**SET TASK**
Count every line where "None" occurs. Give the total alone.

**DATASET CONTENT**
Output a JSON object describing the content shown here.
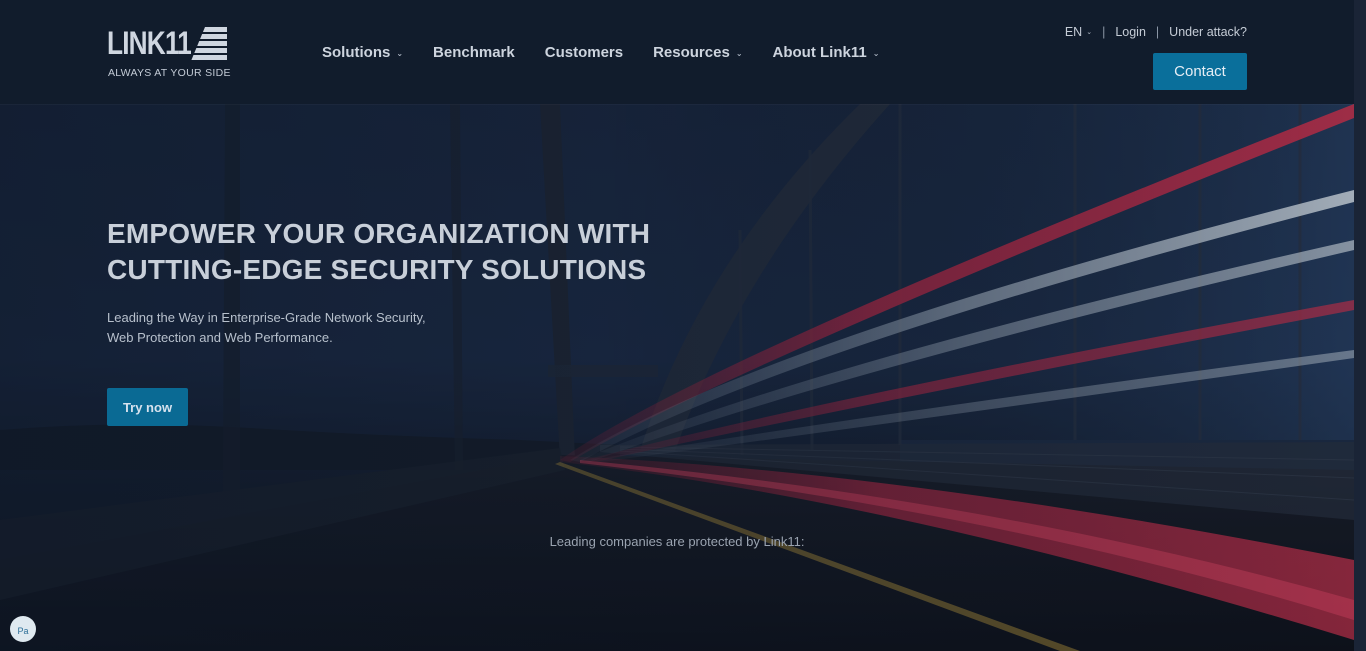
{
  "header": {
    "logo": {
      "wordmark": "LINK11",
      "tagline": "ALWAYS AT YOUR SIDE"
    },
    "nav": [
      {
        "label": "Solutions",
        "has_dropdown": true
      },
      {
        "label": "Benchmark",
        "has_dropdown": false
      },
      {
        "label": "Customers",
        "has_dropdown": false
      },
      {
        "label": "Resources",
        "has_dropdown": true
      },
      {
        "label": "About Link11",
        "has_dropdown": true
      }
    ],
    "utility": {
      "language": "EN",
      "login": "Login",
      "under_attack": "Under attack?"
    },
    "contact_label": "Contact"
  },
  "hero": {
    "title_line1": "EMPOWER YOUR ORGANIZATION WITH",
    "title_line2": "CUTTING-EDGE SECURITY SOLUTIONS",
    "subtitle_line1": "Leading the Way in Enterprise-Grade Network Security,",
    "subtitle_line2": "Web Protection and Web Performance.",
    "cta_label": "Try now",
    "protected_text": "Leading companies are protected by Link11:"
  },
  "widget": {
    "badge_label": "Pa"
  },
  "colors": {
    "header_bg": "#111c2c",
    "accent": "#0a6f9b",
    "text": "#c8cfd9"
  },
  "icons": {
    "dropdown": "chevron-down-icon",
    "logo_mark": "stripes-logo-icon"
  }
}
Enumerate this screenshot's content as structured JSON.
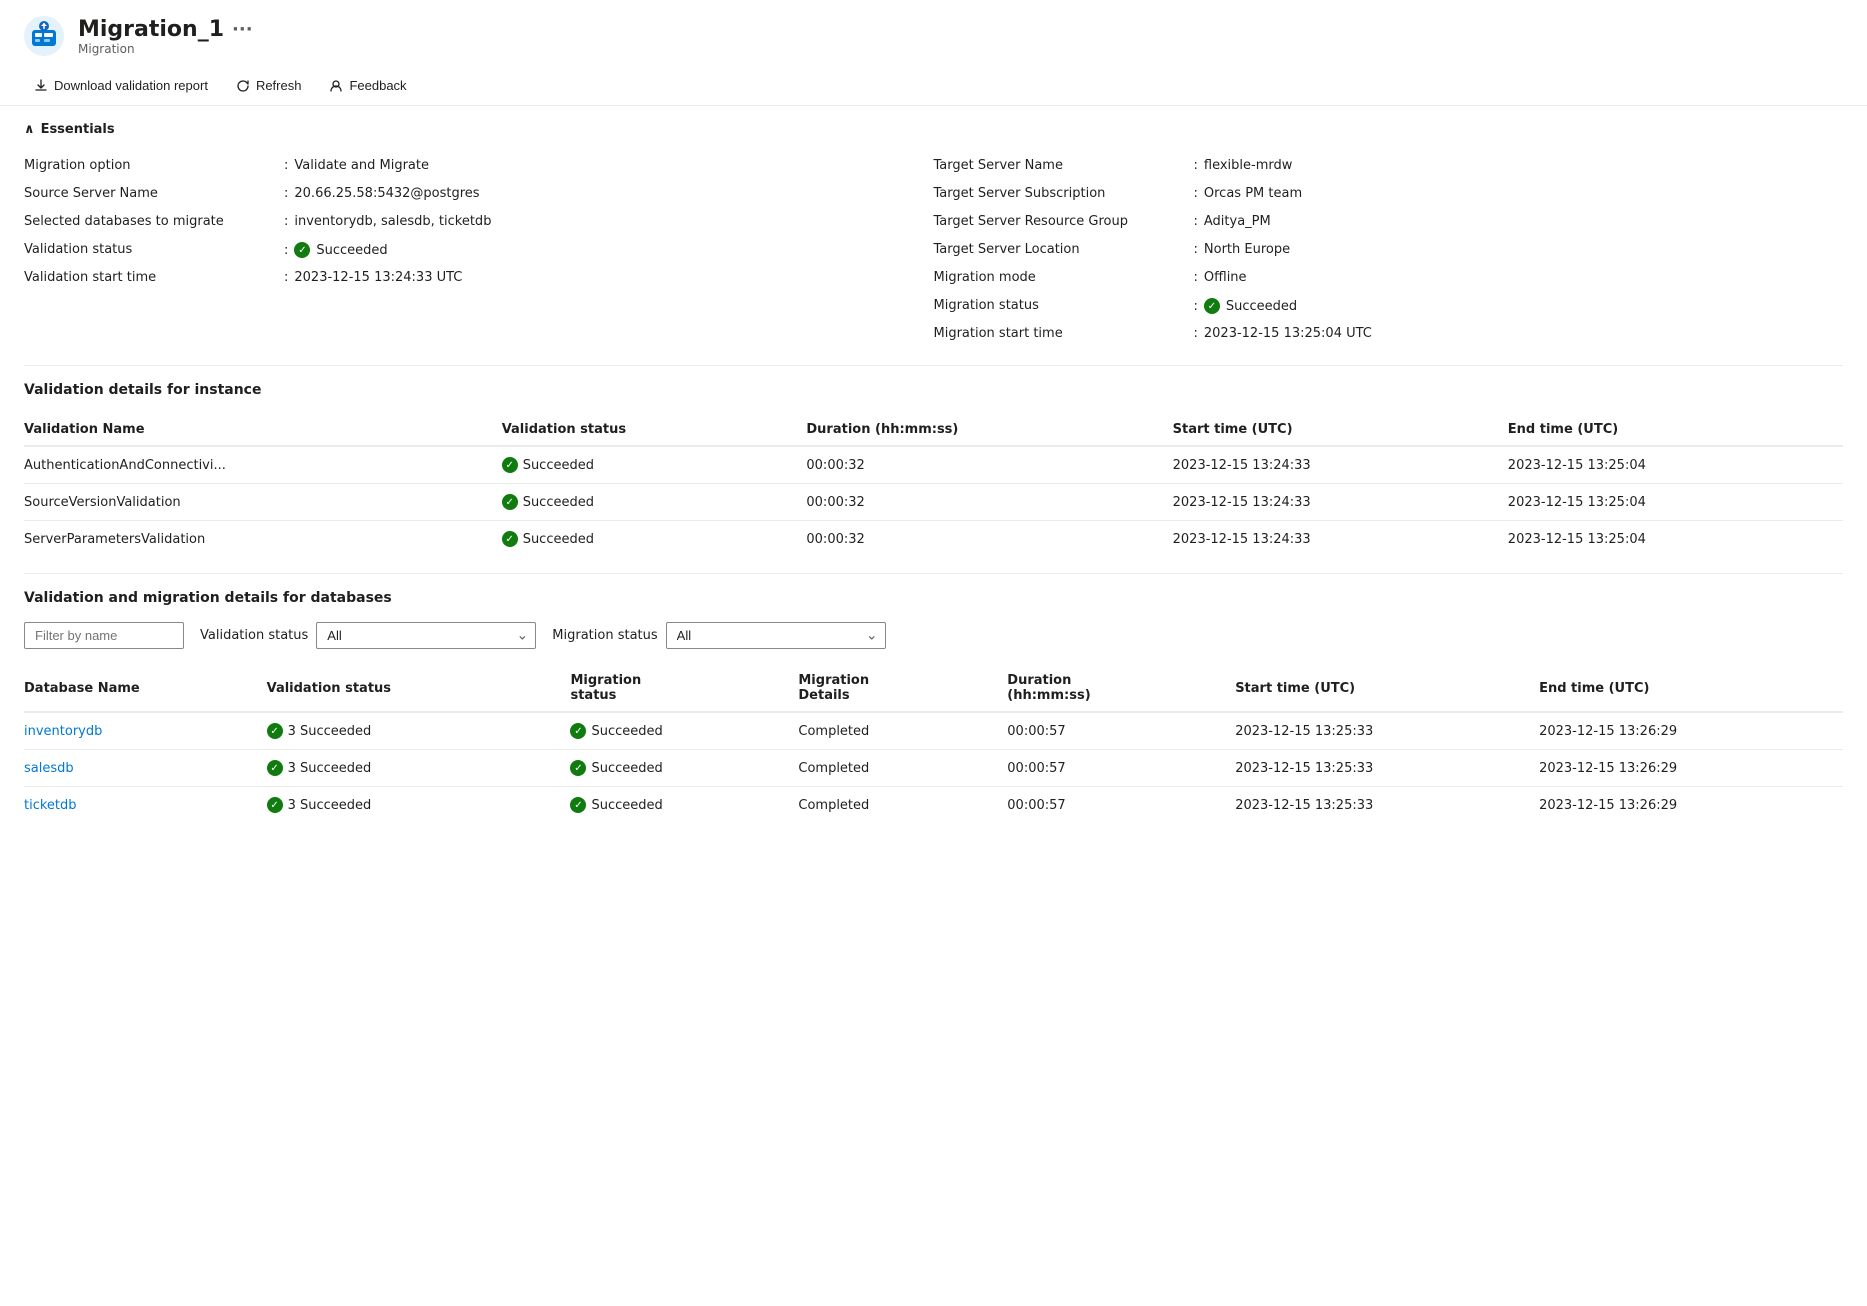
{
  "header": {
    "title": "Migration_1",
    "subtitle": "Migration",
    "ellipsis": "···"
  },
  "toolbar": {
    "download_label": "Download validation report",
    "refresh_label": "Refresh",
    "feedback_label": "Feedback"
  },
  "essentials": {
    "section_label": "Essentials",
    "left": [
      {
        "label": "Migration option",
        "value": "Validate and Migrate"
      },
      {
        "label": "Source Server Name",
        "value": "20.66.25.58:5432@postgres"
      },
      {
        "label": "Selected databases to migrate",
        "value": "inventorydb, salesdb, ticketdb"
      },
      {
        "label": "Validation status",
        "value": "Succeeded",
        "is_status": true
      },
      {
        "label": "Validation start time",
        "value": "2023-12-15 13:24:33 UTC"
      }
    ],
    "right": [
      {
        "label": "Target Server Name",
        "value": "flexible-mrdw"
      },
      {
        "label": "Target Server Subscription",
        "value": "Orcas PM team"
      },
      {
        "label": "Target Server Resource Group",
        "value": "Aditya_PM"
      },
      {
        "label": "Target Server Location",
        "value": "North Europe"
      },
      {
        "label": "Migration mode",
        "value": "Offline"
      },
      {
        "label": "Migration status",
        "value": "Succeeded",
        "is_status": true
      },
      {
        "label": "Migration start time",
        "value": "2023-12-15 13:25:04 UTC"
      }
    ]
  },
  "validation_instance": {
    "section_title": "Validation details for instance",
    "columns": [
      "Validation Name",
      "Validation status",
      "Duration (hh:mm:ss)",
      "Start time (UTC)",
      "End time (UTC)"
    ],
    "rows": [
      {
        "name": "AuthenticationAndConnectivi...",
        "status": "Succeeded",
        "duration": "00:00:32",
        "start": "2023-12-15 13:24:33",
        "end": "2023-12-15 13:25:04"
      },
      {
        "name": "SourceVersionValidation",
        "status": "Succeeded",
        "duration": "00:00:32",
        "start": "2023-12-15 13:24:33",
        "end": "2023-12-15 13:25:04"
      },
      {
        "name": "ServerParametersValidation",
        "status": "Succeeded",
        "duration": "00:00:32",
        "start": "2023-12-15 13:24:33",
        "end": "2023-12-15 13:25:04"
      }
    ]
  },
  "validation_databases": {
    "section_title": "Validation and migration details for databases",
    "filter_placeholder": "Filter by name",
    "validation_status_label": "Validation status",
    "migration_status_label": "Migration status",
    "filter_options_validation": [
      "All"
    ],
    "filter_options_migration": [
      "All"
    ],
    "filter_default": "All",
    "columns": [
      "Database Name",
      "Validation status",
      "Migration status",
      "Migration Details",
      "Duration (hh:mm:ss)",
      "Start time (UTC)",
      "End time (UTC)"
    ],
    "rows": [
      {
        "name": "inventorydb",
        "validation_status": "3 Succeeded",
        "migration_status": "Succeeded",
        "migration_details": "Completed",
        "duration": "00:00:57",
        "start": "2023-12-15 13:25:33",
        "end": "2023-12-15 13:26:29"
      },
      {
        "name": "salesdb",
        "validation_status": "3 Succeeded",
        "migration_status": "Succeeded",
        "migration_details": "Completed",
        "duration": "00:00:57",
        "start": "2023-12-15 13:25:33",
        "end": "2023-12-15 13:26:29"
      },
      {
        "name": "ticketdb",
        "validation_status": "3 Succeeded",
        "migration_status": "Succeeded",
        "migration_details": "Completed",
        "duration": "00:00:57",
        "start": "2023-12-15 13:25:33",
        "end": "2023-12-15 13:26:29"
      }
    ]
  }
}
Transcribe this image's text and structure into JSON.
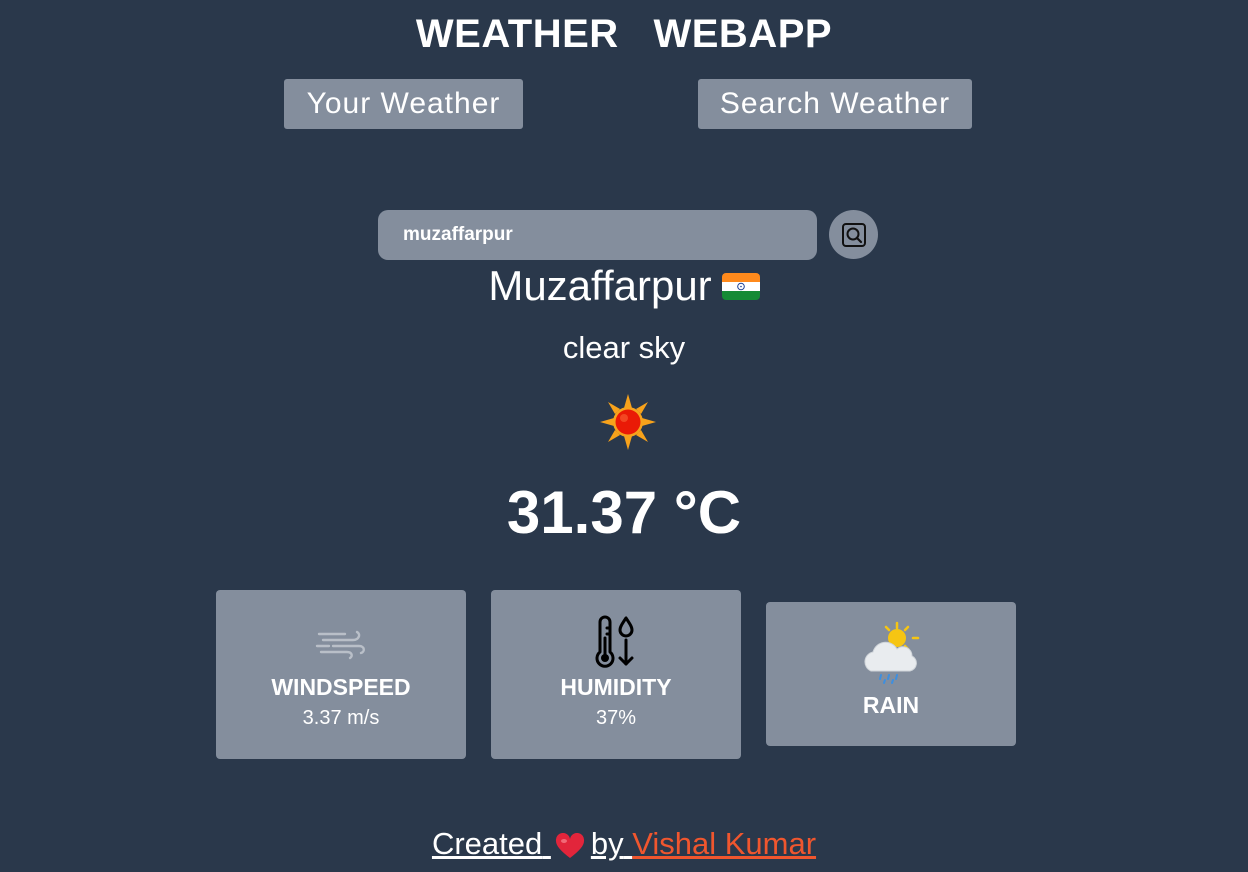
{
  "header": {
    "title": "WEATHER   WEBAPP"
  },
  "nav": {
    "your_weather": "Your Weather",
    "search_weather": "Search Weather"
  },
  "search": {
    "value": "muzaffarpur",
    "icon": "search-icon"
  },
  "weather": {
    "city": "Muzaffarpur",
    "flag": "india-flag-icon",
    "description": "clear sky",
    "icon": "sun-icon",
    "temperature": "31.37 °C"
  },
  "cards": {
    "windspeed": {
      "label": "WINDSPEED",
      "value": "3.37 m/s",
      "icon": "wind-icon"
    },
    "humidity": {
      "label": "HUMIDITY",
      "value": "37%",
      "icon": "thermometer-humidity-icon"
    },
    "rain": {
      "label": "RAIN",
      "icon": "sun-cloud-rain-icon"
    }
  },
  "footer": {
    "created": "Created",
    "by": "by",
    "author": "Vishal Kumar",
    "heart_icon": "heart-icon"
  },
  "colors": {
    "background": "#2a384b",
    "card": "#848e9d",
    "author_link": "#f0562e"
  }
}
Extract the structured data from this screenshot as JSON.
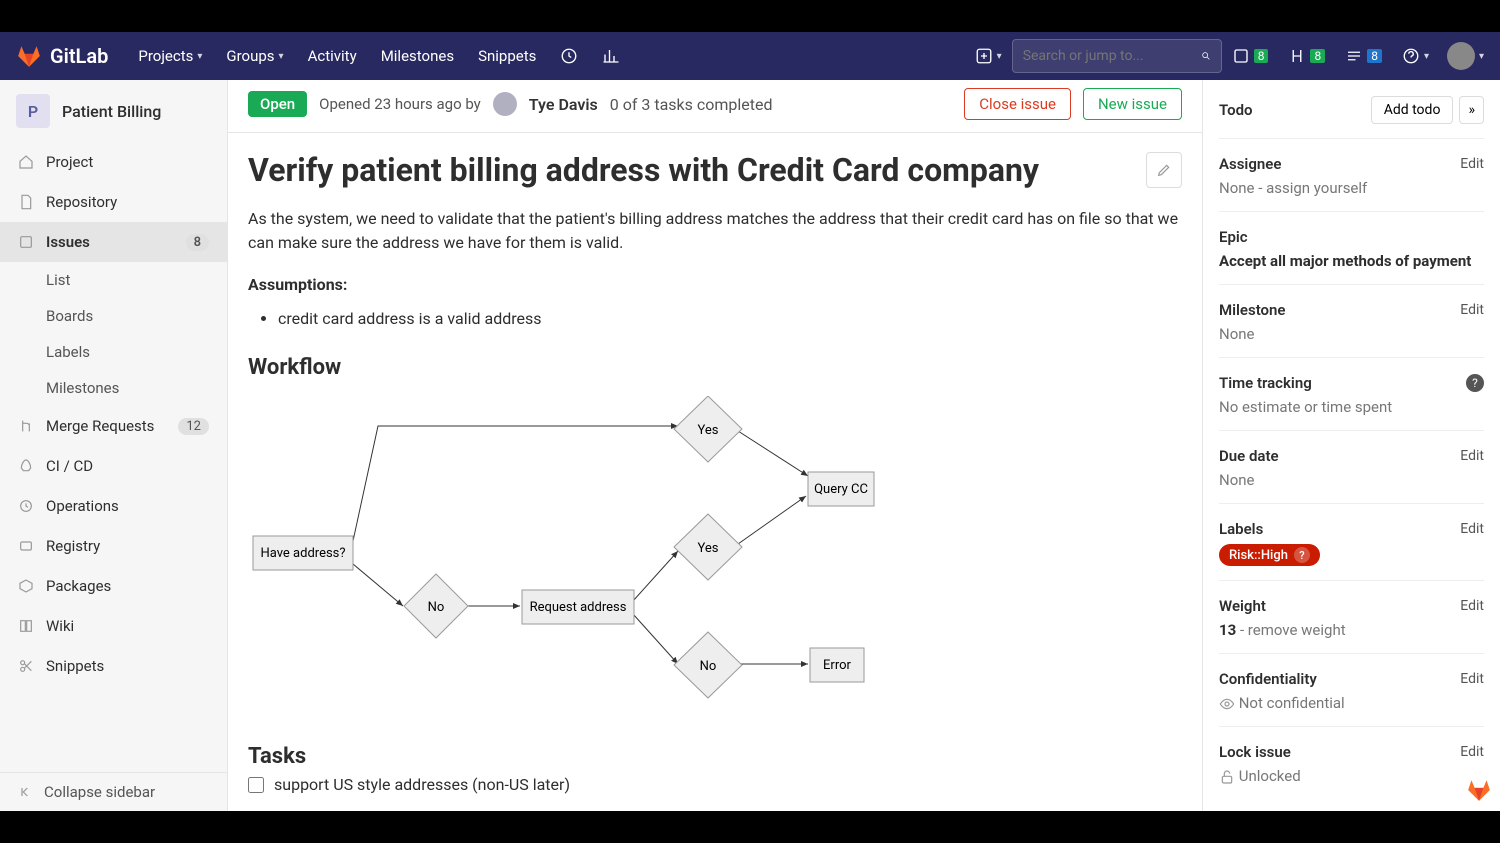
{
  "topnav": {
    "brand": "GitLab",
    "items": [
      "Projects",
      "Groups",
      "Activity",
      "Milestones",
      "Snippets"
    ],
    "search_placeholder": "Search or jump to...",
    "issues_count": "8",
    "mr_count": "8",
    "todos_count": "8"
  },
  "sidebar": {
    "project_initial": "P",
    "project_name": "Patient Billing",
    "items": [
      {
        "label": "Project"
      },
      {
        "label": "Repository"
      },
      {
        "label": "Issues",
        "count": "8",
        "active": true
      },
      {
        "label": "Merge Requests",
        "count": "12"
      },
      {
        "label": "CI / CD"
      },
      {
        "label": "Operations"
      },
      {
        "label": "Registry"
      },
      {
        "label": "Packages"
      },
      {
        "label": "Wiki"
      },
      {
        "label": "Snippets"
      }
    ],
    "subitems": [
      "List",
      "Boards",
      "Labels",
      "Milestones"
    ],
    "collapse": "Collapse sidebar"
  },
  "issue": {
    "status": "Open",
    "opened": "Opened 23 hours ago by",
    "author": "Tye Davis",
    "task_progress": "0 of 3 tasks completed",
    "close_btn": "Close issue",
    "new_btn": "New issue",
    "title": "Verify patient billing address with Credit Card company",
    "description": "As the system, we need to validate that the patient's billing address matches the address that their credit card has on file so that we can make sure the address we have for them is valid.",
    "assumptions_h": "Assumptions:",
    "assumptions": [
      "credit card address is a valid address"
    ],
    "workflow_h": "Workflow",
    "tasks_h": "Tasks",
    "tasks": [
      "support US style addresses (non-US later)"
    ]
  },
  "workflow": {
    "have_address": "Have address?",
    "yes1": "Yes",
    "yes2": "Yes",
    "no1": "No",
    "no2": "No",
    "request": "Request address",
    "query": "Query CC",
    "error": "Error"
  },
  "right": {
    "todo_label": "Todo",
    "add_todo": "Add todo",
    "assignee_h": "Assignee",
    "assignee_val": "None - assign yourself",
    "epic_h": "Epic",
    "epic_val": "Accept all major methods of payment",
    "milestone_h": "Milestone",
    "milestone_val": "None",
    "time_h": "Time tracking",
    "time_val": "No estimate or time spent",
    "due_h": "Due date",
    "due_val": "None",
    "labels_h": "Labels",
    "label_pill": "Risk::High",
    "weight_h": "Weight",
    "weight_val": "13",
    "weight_remove": " - remove weight",
    "conf_h": "Confidentiality",
    "conf_val": "Not confidential",
    "lock_h": "Lock issue",
    "lock_val": "Unlocked",
    "edit": "Edit"
  }
}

**TASK RESPONSE**
3